→ **Work instructions**
Make an exact copy of the lines below.

→ **The input**
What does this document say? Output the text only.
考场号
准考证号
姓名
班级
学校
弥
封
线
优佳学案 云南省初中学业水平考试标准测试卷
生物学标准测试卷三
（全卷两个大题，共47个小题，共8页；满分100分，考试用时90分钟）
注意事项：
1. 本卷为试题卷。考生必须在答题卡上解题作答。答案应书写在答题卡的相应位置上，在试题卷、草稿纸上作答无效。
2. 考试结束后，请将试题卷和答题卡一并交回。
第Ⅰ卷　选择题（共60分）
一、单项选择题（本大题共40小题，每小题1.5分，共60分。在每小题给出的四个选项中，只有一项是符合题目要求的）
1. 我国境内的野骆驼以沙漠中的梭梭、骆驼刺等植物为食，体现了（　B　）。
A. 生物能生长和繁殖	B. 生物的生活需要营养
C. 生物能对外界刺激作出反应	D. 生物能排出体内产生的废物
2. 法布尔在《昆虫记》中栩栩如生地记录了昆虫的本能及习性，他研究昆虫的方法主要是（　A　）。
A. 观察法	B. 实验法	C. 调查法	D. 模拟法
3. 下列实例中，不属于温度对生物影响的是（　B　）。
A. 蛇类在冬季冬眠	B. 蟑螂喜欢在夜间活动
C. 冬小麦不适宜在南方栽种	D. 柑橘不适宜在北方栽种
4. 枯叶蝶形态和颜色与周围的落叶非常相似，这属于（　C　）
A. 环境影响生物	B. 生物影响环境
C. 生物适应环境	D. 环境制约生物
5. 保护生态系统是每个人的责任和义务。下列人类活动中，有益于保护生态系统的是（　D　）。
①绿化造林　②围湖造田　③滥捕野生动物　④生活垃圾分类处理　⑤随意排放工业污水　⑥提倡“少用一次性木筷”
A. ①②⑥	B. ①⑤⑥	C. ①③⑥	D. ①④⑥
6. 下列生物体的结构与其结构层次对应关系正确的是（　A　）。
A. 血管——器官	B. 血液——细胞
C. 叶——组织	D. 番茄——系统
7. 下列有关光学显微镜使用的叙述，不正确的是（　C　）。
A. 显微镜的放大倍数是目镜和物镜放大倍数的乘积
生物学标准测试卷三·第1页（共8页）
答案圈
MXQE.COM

→ **Final result**
What does this document say? Output the text only.
考场号
准考证号
姓名
班级
学校
弥
封
线
优佳学案 云南省初中学业水平考试标准测试卷
生物学标准测试卷三
（全卷两个大题，共47个小题，共8页；满分100分，考试用时90分钟）
注意事项：
1. 本卷为试题卷。考生必须在答题卡上解题作答。答案应书写在答题卡的相应位置上，在试题卷、草稿纸上作答无效。
2. 考试结束后，请将试题卷和答题卡一并交回。
第Ⅰ卷　选择题（共60分）
一、单项选择题（本大题共40小题，每小题1.5分，共60分。在每小题给出的四个选项中，只有一项是符合题目要求的）
1. 我国境内的野骆驼以沙漠中的梭梭、骆驼刺等植物为食，体现了（　B　）。
A. 生物能生长和繁殖	B. 生物的生活需要营养
C. 生物能对外界刺激作出反应	D. 生物能排出体内产生的废物
2. 法布尔在《昆虫记》中栩栩如生地记录了昆虫的本能及习性，他研究昆虫的方法主要是（　A　）。
A. 观察法	B. 实验法	C. 调查法	D. 模拟法
3. 下列实例中，不属于温度对生物影响的是（　B　）。
A. 蛇类在冬季冬眠	B. 蟑螂喜欢在夜间活动
C. 冬小麦不适宜在南方栽种	D. 柑橘不适宜在北方栽种
4. 枯叶蝶形态和颜色与周围的落叶非常相似，这属于（　C　）
A. 环境影响生物	B. 生物影响环境
C. 生物适应环境	D. 环境制约生物
5. 保护生态系统是每个人的责任和义务。下列人类活动中，有益于保护生态系统的是（　D　）。
①绿化造林　②围湖造田　③滥捕野生动物　④生活垃圾分类处理　⑤随意排放工业污水　⑥提倡“少用一次性木筷”
A. ①②⑥	B. ①⑤⑥	C. ①③⑥	D. ①④⑥
6. 下列生物体的结构与其结构层次对应关系正确的是（　A　）。
A. 血管——器官	B. 血液——细胞
C. 叶——组织	D. 番茄——系统
7. 下列有关光学显微镜使用的叙述，不正确的是（　C　）。
A. 显微镜的放大倍数是目镜和物镜放大倍数的乘积
生物学标准测试卷三·第1页（共8页）
答案圈
MXQE.COM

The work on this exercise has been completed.